## DATA LINES

++++++++++++++++++++

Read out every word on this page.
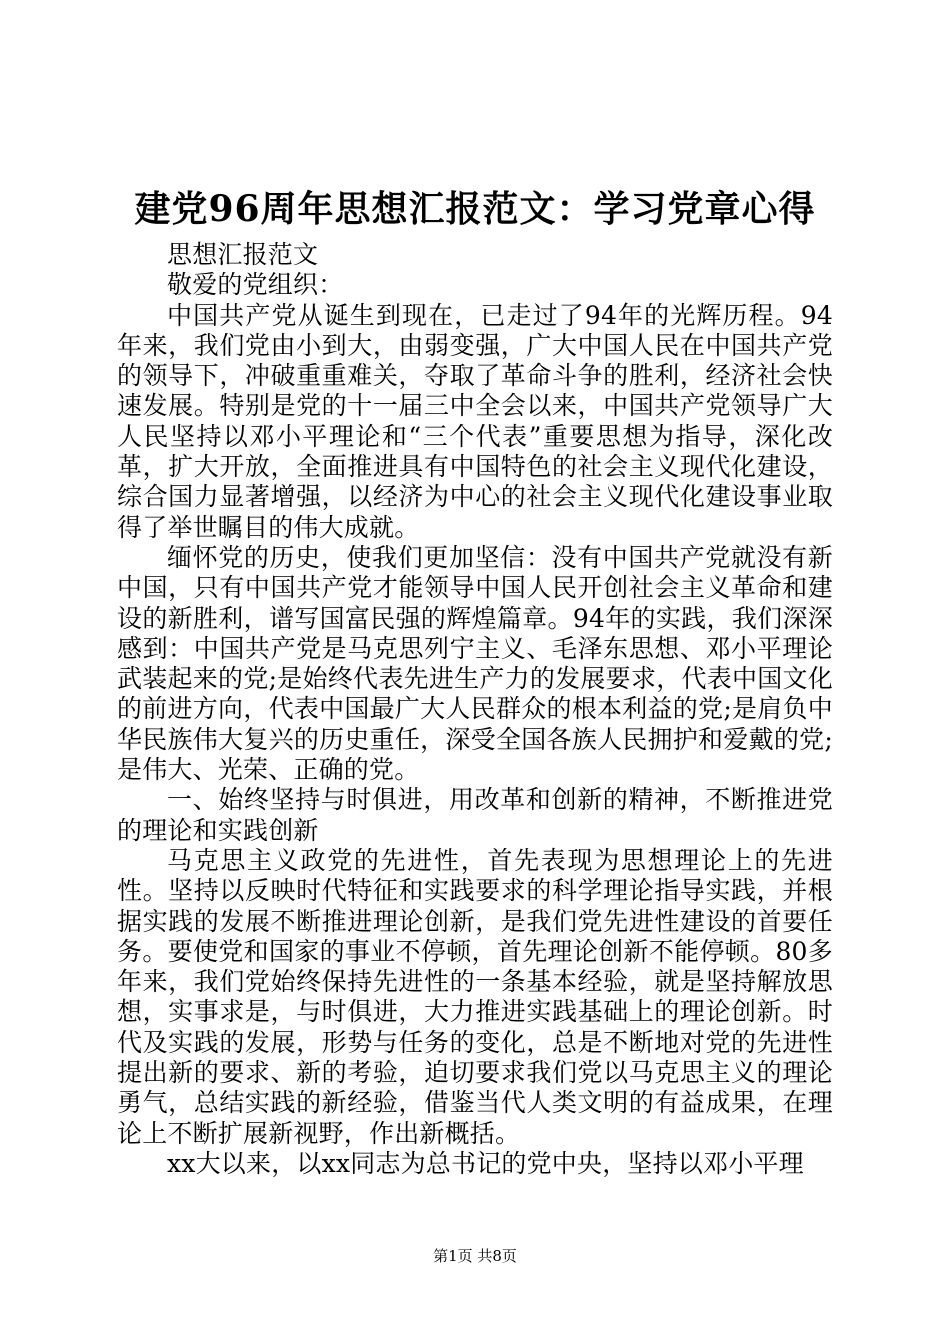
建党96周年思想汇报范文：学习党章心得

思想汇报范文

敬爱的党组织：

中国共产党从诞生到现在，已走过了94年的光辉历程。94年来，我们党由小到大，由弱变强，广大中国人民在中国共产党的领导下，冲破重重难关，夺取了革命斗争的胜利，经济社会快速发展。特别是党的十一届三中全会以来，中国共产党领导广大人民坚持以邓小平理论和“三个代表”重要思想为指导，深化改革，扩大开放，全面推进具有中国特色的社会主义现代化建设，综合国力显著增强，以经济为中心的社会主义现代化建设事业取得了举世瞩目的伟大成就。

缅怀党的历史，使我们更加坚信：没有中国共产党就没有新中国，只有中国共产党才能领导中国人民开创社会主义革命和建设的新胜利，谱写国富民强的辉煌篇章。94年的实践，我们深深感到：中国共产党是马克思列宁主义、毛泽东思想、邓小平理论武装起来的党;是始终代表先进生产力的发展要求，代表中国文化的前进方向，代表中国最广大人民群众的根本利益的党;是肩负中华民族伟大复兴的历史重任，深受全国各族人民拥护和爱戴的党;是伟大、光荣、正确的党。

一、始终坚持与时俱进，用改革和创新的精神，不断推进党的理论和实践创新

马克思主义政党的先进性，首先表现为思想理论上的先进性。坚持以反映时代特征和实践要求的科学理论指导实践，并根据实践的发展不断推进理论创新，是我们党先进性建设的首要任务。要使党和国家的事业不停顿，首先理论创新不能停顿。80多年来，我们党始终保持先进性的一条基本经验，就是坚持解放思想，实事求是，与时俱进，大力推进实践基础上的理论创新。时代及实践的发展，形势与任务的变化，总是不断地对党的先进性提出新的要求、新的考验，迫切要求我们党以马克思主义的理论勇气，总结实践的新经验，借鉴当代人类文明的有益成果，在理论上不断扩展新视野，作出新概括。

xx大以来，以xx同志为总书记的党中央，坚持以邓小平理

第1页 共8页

++++++++++++++++++++

Leave out the pictures and copy every record above exactly.

## RESULT BELOW
Read out every word on this page.
建党96周年思想汇报范文：学习党章心得

思想汇报范文

敬爱的党组织：

中国共产党从诞生到现在，已走过了94年的光辉历程。94年来，我们党由小到大，由弱变强，广大中国人民在中国共产党的领导下，冲破重重难关，夺取了革命斗争的胜利，经济社会快速发展。特别是党的十一届三中全会以来，中国共产党领导广大人民坚持以邓小平理论和“三个代表”重要思想为指导，深化改革，扩大开放，全面推进具有中国特色的社会主义现代化建设，综合国力显著增强，以经济为中心的社会主义现代化建设事业取得了举世瞩目的伟大成就。

缅怀党的历史，使我们更加坚信：没有中国共产党就没有新中国，只有中国共产党才能领导中国人民开创社会主义革命和建设的新胜利，谱写国富民强的辉煌篇章。94年的实践，我们深深感到：中国共产党是马克思列宁主义、毛泽东思想、邓小平理论武装起来的党;是始终代表先进生产力的发展要求，代表中国文化的前进方向，代表中国最广大人民群众的根本利益的党;是肩负中华民族伟大复兴的历史重任，深受全国各族人民拥护和爱戴的党;是伟大、光荣、正确的党。

一、始终坚持与时俱进，用改革和创新的精神，不断推进党的理论和实践创新

马克思主义政党的先进性，首先表现为思想理论上的先进性。坚持以反映时代特征和实践要求的科学理论指导实践，并根据实践的发展不断推进理论创新，是我们党先进性建设的首要任务。要使党和国家的事业不停顿，首先理论创新不能停顿。80多年来，我们党始终保持先进性的一条基本经验，就是坚持解放思想，实事求是，与时俱进，大力推进实践基础上的理论创新。时代及实践的发展，形势与任务的变化，总是不断地对党的先进性提出新的要求、新的考验，迫切要求我们党以马克思主义的理论勇气，总结实践的新经验，借鉴当代人类文明的有益成果，在理论上不断扩展新视野，作出新概括。

xx大以来，以xx同志为总书记的党中央，坚持以邓小平理

第1页 共8页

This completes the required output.